Exercise task: Show all lines of the listing that hold the word "JSON".

Provided records:

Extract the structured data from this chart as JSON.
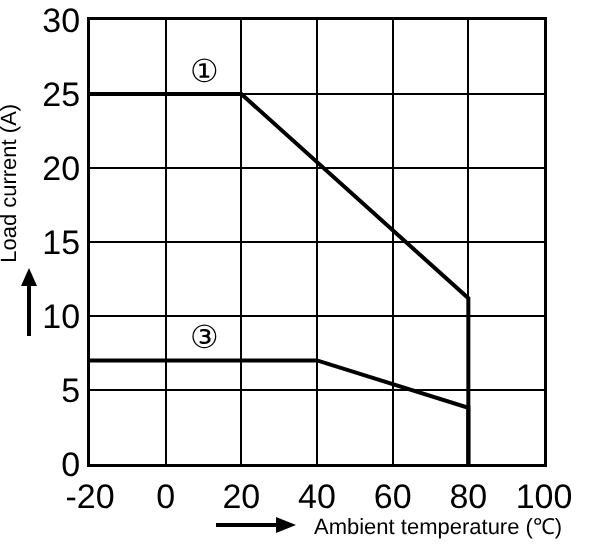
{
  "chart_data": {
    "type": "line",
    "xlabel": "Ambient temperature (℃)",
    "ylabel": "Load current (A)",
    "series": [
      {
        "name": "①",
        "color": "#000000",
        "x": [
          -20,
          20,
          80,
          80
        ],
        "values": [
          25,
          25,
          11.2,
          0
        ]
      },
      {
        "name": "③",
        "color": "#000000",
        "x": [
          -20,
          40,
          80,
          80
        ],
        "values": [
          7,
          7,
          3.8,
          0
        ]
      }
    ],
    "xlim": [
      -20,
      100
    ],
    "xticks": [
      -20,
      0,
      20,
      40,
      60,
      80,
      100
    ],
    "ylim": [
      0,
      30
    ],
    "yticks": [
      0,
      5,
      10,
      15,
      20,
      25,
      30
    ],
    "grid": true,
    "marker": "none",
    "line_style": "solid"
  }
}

==

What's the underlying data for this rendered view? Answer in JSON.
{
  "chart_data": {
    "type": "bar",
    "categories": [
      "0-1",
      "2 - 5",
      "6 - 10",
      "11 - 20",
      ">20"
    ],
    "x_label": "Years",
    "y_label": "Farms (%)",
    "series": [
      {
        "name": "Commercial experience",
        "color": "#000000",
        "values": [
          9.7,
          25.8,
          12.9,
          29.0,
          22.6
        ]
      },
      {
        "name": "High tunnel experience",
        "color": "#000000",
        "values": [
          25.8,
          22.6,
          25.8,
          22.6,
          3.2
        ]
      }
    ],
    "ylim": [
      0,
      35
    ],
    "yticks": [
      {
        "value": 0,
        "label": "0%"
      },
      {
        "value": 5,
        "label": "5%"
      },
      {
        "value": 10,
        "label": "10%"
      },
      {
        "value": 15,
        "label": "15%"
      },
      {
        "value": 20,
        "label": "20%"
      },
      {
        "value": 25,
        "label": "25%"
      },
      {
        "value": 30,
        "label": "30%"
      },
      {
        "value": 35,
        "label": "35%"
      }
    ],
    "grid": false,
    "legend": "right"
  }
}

Answer to this problem:
Extract the structured data from this chart as JSON.
What's the underlying data for this rendered view? Answer in JSON.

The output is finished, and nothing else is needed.